__Short exercise__.
In the entries below, find every line with "Actions" and copy it.

[start of Material provided]

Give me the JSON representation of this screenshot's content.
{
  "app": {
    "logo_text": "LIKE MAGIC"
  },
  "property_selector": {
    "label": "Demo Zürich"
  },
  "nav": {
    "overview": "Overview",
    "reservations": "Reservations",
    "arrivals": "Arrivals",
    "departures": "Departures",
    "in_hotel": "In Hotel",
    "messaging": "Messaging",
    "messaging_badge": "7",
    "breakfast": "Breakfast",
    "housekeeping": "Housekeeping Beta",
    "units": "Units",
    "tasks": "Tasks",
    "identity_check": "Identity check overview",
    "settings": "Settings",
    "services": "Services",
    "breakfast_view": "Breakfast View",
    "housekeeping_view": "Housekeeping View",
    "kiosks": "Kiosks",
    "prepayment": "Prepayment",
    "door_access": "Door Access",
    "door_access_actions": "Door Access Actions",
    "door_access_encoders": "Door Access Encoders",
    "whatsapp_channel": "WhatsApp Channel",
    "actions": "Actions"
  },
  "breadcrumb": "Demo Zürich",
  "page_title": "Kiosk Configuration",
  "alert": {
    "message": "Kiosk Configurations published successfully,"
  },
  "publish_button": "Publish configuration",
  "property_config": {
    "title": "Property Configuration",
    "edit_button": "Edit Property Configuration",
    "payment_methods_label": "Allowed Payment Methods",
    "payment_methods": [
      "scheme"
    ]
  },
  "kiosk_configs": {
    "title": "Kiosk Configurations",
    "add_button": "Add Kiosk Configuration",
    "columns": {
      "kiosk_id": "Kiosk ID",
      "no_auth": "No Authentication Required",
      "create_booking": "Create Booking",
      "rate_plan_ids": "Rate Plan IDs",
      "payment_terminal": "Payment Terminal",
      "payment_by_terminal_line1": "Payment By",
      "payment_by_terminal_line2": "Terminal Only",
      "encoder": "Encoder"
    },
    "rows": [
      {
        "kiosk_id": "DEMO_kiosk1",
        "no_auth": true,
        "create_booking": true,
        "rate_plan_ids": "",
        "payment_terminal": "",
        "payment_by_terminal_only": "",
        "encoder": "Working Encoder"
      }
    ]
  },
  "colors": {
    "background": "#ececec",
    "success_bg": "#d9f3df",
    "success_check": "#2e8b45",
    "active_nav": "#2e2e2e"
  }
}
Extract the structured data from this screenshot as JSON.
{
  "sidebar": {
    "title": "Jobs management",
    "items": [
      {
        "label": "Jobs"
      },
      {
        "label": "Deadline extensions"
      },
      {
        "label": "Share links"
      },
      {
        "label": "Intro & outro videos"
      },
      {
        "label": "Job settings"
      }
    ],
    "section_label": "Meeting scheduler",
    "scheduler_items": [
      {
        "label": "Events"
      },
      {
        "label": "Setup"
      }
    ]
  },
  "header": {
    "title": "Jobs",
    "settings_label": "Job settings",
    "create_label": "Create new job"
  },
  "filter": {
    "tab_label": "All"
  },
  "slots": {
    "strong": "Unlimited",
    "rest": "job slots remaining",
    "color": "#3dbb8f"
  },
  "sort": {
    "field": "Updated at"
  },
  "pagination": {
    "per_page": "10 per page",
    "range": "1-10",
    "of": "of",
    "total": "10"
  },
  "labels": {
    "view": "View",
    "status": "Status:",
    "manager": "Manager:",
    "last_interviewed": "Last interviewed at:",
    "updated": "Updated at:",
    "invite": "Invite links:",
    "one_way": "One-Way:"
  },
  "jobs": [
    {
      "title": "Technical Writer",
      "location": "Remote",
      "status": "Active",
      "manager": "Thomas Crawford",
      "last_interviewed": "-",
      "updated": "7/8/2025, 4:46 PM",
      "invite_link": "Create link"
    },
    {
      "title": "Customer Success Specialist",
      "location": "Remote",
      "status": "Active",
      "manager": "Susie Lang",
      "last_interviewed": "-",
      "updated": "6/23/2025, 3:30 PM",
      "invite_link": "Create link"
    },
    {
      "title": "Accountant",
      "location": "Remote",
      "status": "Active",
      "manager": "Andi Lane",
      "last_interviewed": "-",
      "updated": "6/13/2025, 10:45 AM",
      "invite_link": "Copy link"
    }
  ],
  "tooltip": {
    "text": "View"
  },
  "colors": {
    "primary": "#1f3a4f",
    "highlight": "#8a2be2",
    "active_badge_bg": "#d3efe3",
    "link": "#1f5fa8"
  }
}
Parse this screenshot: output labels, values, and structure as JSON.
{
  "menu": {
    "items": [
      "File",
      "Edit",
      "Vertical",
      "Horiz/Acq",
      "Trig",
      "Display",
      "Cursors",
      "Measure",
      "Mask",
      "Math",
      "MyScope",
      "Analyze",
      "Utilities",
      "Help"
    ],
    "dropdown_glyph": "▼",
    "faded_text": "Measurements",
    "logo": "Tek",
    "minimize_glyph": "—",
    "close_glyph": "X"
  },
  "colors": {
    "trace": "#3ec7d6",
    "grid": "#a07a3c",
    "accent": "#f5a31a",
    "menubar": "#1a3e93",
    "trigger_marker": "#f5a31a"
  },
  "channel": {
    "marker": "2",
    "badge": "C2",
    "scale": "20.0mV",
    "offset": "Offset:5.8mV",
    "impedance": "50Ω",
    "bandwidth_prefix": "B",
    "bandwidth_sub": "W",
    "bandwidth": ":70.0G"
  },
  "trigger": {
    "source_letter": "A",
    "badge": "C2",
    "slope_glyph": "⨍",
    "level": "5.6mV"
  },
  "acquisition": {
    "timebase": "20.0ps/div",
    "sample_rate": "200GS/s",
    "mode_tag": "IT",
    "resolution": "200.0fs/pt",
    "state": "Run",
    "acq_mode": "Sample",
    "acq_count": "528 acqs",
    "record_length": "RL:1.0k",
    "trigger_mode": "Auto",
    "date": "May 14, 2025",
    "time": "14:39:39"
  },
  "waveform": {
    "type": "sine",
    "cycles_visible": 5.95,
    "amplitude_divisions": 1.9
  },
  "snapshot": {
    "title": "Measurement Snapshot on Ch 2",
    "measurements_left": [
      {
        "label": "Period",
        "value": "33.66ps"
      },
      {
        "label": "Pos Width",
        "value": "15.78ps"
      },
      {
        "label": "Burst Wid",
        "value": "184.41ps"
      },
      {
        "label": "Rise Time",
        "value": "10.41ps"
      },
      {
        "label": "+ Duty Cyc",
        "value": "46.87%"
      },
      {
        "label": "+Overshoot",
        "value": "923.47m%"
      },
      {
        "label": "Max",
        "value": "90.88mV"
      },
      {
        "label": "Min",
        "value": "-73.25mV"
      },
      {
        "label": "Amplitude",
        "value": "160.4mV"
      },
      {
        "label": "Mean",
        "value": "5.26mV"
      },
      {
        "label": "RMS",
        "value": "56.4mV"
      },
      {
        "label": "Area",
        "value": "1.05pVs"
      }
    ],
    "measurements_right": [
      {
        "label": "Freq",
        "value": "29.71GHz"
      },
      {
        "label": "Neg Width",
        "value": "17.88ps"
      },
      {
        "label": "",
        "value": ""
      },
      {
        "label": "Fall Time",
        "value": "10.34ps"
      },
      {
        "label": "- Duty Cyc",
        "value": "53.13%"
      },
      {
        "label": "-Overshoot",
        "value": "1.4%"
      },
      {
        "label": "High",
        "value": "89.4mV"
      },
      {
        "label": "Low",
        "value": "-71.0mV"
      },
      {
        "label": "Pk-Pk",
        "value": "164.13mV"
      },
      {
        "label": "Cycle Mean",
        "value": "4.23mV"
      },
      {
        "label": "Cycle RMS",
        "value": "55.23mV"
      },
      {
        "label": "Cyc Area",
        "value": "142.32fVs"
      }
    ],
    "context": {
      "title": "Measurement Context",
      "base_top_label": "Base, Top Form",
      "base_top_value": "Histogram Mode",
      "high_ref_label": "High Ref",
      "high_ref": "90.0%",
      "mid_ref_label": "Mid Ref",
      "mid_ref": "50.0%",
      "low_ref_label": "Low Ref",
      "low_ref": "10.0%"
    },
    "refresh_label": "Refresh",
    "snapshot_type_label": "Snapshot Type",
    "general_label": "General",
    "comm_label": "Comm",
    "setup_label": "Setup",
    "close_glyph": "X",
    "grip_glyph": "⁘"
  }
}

[end of Material provided]

__Task response__.
    "door_access_actions": "Door Access Actions",
    "actions": "Actions"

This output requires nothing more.